Your copy of the material must match it exactly, except that pictures are dropped.

BEGIN Input records

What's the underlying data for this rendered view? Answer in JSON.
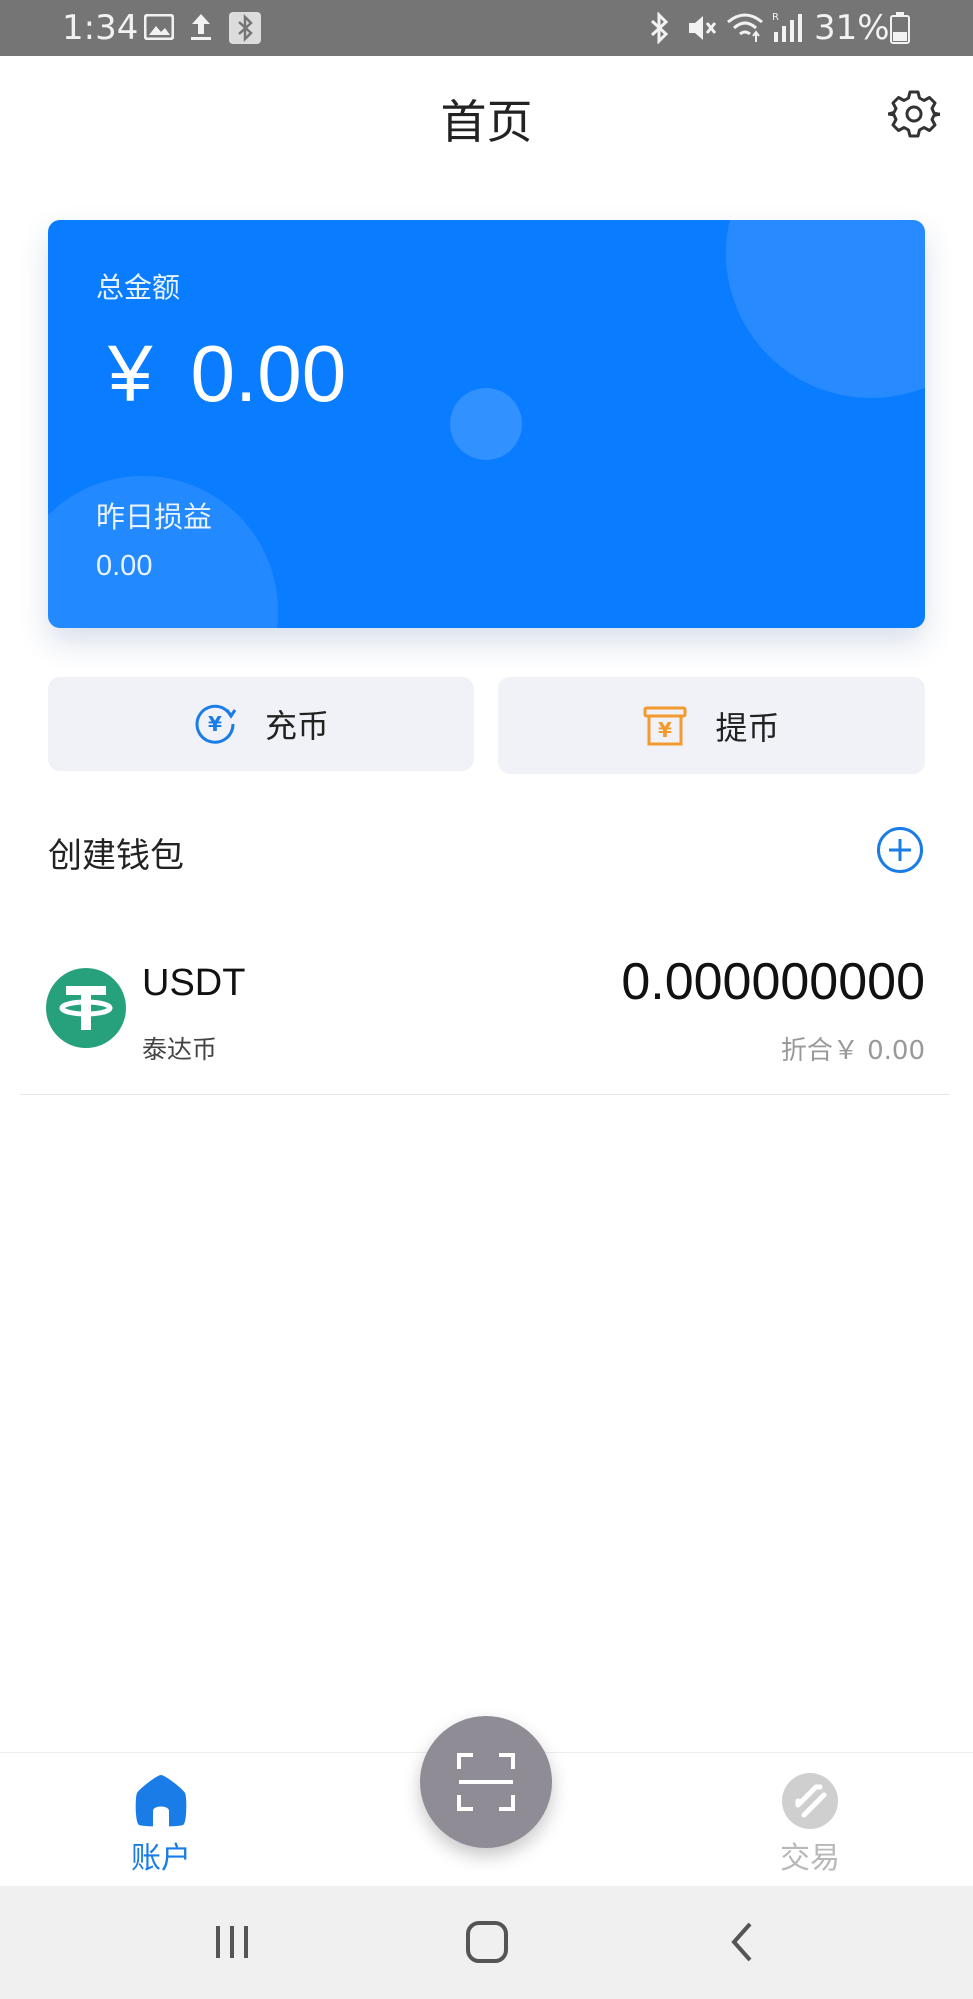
{
  "status_bar": {
    "time": "1:34",
    "battery_percent": "31%",
    "left_icons": [
      "image-icon",
      "upload-icon",
      "bluetooth-box-icon"
    ],
    "right_icons": [
      "bluetooth-icon",
      "mute-icon",
      "wifi-icon",
      "signal-icon",
      "battery-icon"
    ]
  },
  "header": {
    "title": "首页",
    "settings_icon": "gear-icon"
  },
  "balance_card": {
    "total_label": "总金额",
    "currency_symbol": "¥",
    "total_value": "0.00",
    "yesterday_label": "昨日损益",
    "yesterday_value": "0.00",
    "accent_color": "#0a7cff"
  },
  "actions": {
    "deposit_label": "充币",
    "withdraw_label": "提币",
    "deposit_icon_color": "#1a7ce6",
    "withdraw_icon_color": "#f29a2e"
  },
  "wallets": {
    "section_title": "创建钱包",
    "add_icon": "plus-circle-icon",
    "items": [
      {
        "symbol": "USDT",
        "name": "泰达币",
        "amount": "0.000000000",
        "fiat": "折合￥ 0.00",
        "logo_color": "#26a17b"
      }
    ]
  },
  "bottom_nav": {
    "items": [
      {
        "label": "账户",
        "icon": "home-icon",
        "active": true
      },
      {
        "label": "交易",
        "icon": "trade-icon",
        "active": false
      }
    ],
    "scan_icon": "scan-icon",
    "active_color": "#1a7ce6"
  },
  "system_nav": {
    "buttons": [
      "recents-icon",
      "home-button-icon",
      "back-icon"
    ]
  }
}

END Input records

Answer to the problem:
What's the underlying data for this rendered view? Answer in JSON.
{
  "status_bar": {
    "time": "1:34",
    "battery_percent": "31%",
    "left_icons": [
      "image-icon",
      "upload-icon",
      "bluetooth-box-icon"
    ],
    "right_icons": [
      "bluetooth-icon",
      "mute-icon",
      "wifi-icon",
      "signal-icon",
      "battery-icon"
    ]
  },
  "header": {
    "title": "首页",
    "settings_icon": "gear-icon"
  },
  "balance_card": {
    "total_label": "总金额",
    "currency_symbol": "¥",
    "total_value": "0.00",
    "yesterday_label": "昨日损益",
    "yesterday_value": "0.00",
    "accent_color": "#0a7cff"
  },
  "actions": {
    "deposit_label": "充币",
    "withdraw_label": "提币",
    "deposit_icon_color": "#1a7ce6",
    "withdraw_icon_color": "#f29a2e"
  },
  "wallets": {
    "section_title": "创建钱包",
    "add_icon": "plus-circle-icon",
    "items": [
      {
        "symbol": "USDT",
        "name": "泰达币",
        "amount": "0.000000000",
        "fiat": "折合￥ 0.00",
        "logo_color": "#26a17b"
      }
    ]
  },
  "bottom_nav": {
    "items": [
      {
        "label": "账户",
        "icon": "home-icon",
        "active": true
      },
      {
        "label": "交易",
        "icon": "trade-icon",
        "active": false
      }
    ],
    "scan_icon": "scan-icon",
    "active_color": "#1a7ce6"
  },
  "system_nav": {
    "buttons": [
      "recents-icon",
      "home-button-icon",
      "back-icon"
    ]
  }
}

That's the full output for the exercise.